DIRECTIVE –
Return every record below exactly as written, omitting any pictures.

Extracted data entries
* * *

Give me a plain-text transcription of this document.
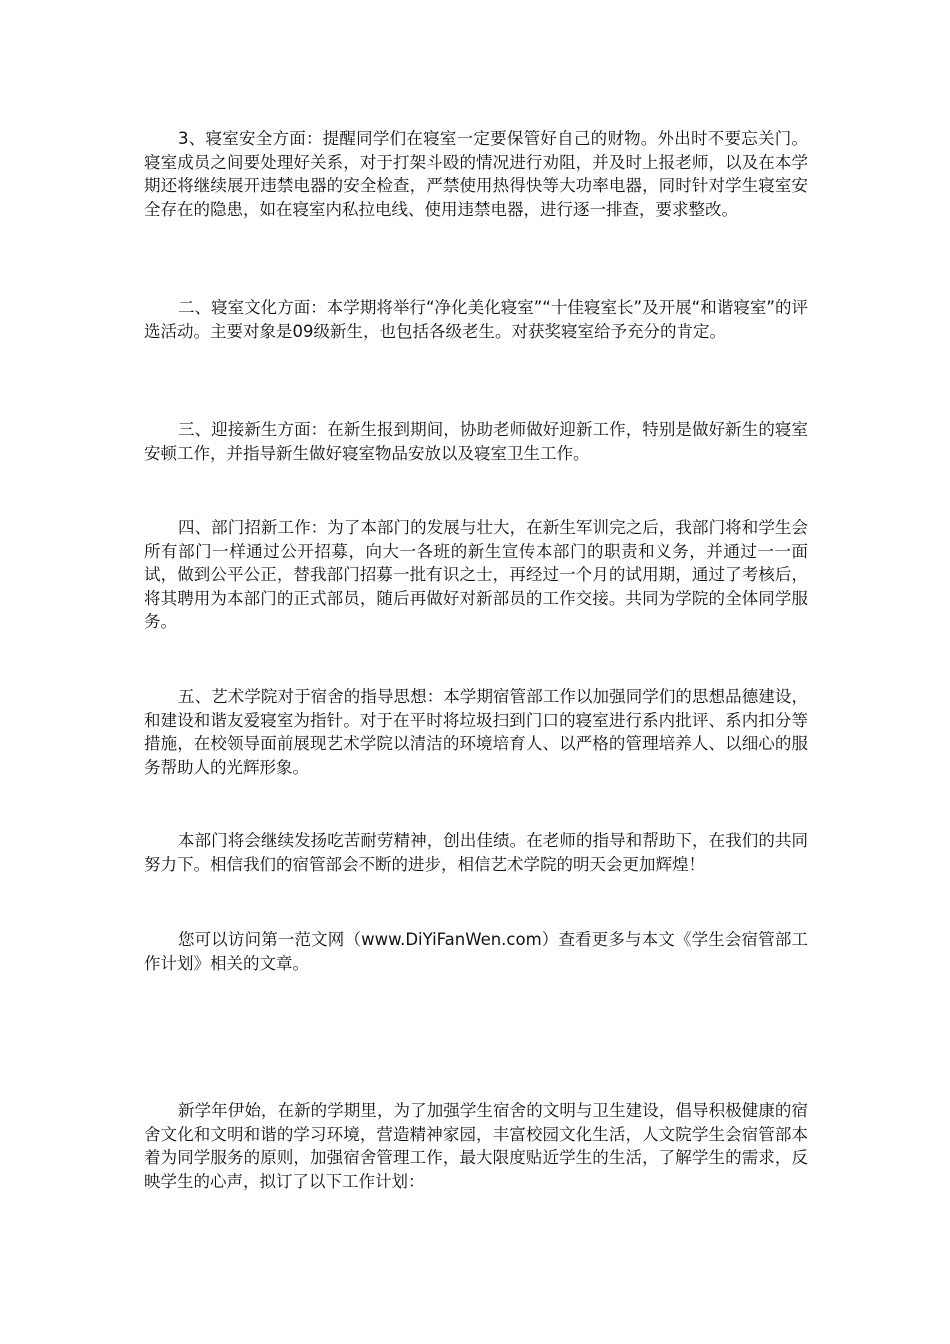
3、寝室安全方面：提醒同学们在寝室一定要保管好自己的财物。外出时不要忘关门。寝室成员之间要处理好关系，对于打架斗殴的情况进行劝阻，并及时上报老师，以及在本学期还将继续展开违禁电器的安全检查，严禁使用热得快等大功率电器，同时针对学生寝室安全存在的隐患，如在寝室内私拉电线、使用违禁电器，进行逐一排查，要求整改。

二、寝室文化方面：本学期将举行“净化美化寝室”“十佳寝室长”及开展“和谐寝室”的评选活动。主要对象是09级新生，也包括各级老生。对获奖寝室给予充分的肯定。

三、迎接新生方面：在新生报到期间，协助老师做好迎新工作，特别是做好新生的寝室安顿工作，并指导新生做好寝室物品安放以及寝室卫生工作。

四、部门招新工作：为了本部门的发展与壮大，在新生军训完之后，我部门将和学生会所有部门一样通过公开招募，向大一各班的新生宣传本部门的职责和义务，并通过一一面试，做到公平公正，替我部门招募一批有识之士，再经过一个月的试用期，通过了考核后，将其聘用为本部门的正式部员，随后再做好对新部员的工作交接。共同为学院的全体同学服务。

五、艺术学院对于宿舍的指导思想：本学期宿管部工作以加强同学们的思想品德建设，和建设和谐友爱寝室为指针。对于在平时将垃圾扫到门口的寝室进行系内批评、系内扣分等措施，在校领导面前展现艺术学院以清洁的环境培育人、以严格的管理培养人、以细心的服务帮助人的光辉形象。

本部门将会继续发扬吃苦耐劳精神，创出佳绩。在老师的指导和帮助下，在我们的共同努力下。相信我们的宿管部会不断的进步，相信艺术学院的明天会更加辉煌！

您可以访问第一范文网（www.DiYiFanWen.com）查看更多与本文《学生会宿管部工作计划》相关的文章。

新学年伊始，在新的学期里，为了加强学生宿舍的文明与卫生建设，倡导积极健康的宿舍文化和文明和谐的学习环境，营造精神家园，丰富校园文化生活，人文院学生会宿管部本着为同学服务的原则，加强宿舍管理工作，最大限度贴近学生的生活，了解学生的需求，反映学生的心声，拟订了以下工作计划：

* * *

RESULT –
Give me a plain-text transcription of this document.
3、寝室安全方面：提醒同学们在寝室一定要保管好自己的财物。外出时不要忘关门。寝室成员之间要处理好关系，对于打架斗殴的情况进行劝阻，并及时上报老师，以及在本学期还将继续展开违禁电器的安全检查，严禁使用热得快等大功率电器，同时针对学生寝室安全存在的隐患，如在寝室内私拉电线、使用违禁电器，进行逐一排查，要求整改。

二、寝室文化方面：本学期将举行“净化美化寝室”“十佳寝室长”及开展“和谐寝室”的评选活动。主要对象是09级新生，也包括各级老生。对获奖寝室给予充分的肯定。

三、迎接新生方面：在新生报到期间，协助老师做好迎新工作，特别是做好新生的寝室安顿工作，并指导新生做好寝室物品安放以及寝室卫生工作。

四、部门招新工作：为了本部门的发展与壮大，在新生军训完之后，我部门将和学生会所有部门一样通过公开招募，向大一各班的新生宣传本部门的职责和义务，并通过一一面试，做到公平公正，替我部门招募一批有识之士，再经过一个月的试用期，通过了考核后，将其聘用为本部门的正式部员，随后再做好对新部员的工作交接。共同为学院的全体同学服务。

五、艺术学院对于宿舍的指导思想：本学期宿管部工作以加强同学们的思想品德建设，和建设和谐友爱寝室为指针。对于在平时将垃圾扫到门口的寝室进行系内批评、系内扣分等措施，在校领导面前展现艺术学院以清洁的环境培育人、以严格的管理培养人、以细心的服务帮助人的光辉形象。

本部门将会继续发扬吃苦耐劳精神，创出佳绩。在老师的指导和帮助下，在我们的共同努力下。相信我们的宿管部会不断的进步，相信艺术学院的明天会更加辉煌！

您可以访问第一范文网（www.DiYiFanWen.com）查看更多与本文《学生会宿管部工作计划》相关的文章。

新学年伊始，在新的学期里，为了加强学生宿舍的文明与卫生建设，倡导积极健康的宿舍文化和文明和谐的学习环境，营造精神家园，丰富校园文化生活，人文院学生会宿管部本着为同学服务的原则，加强宿舍管理工作，最大限度贴近学生的生活，了解学生的需求，反映学生的心声，拟订了以下工作计划：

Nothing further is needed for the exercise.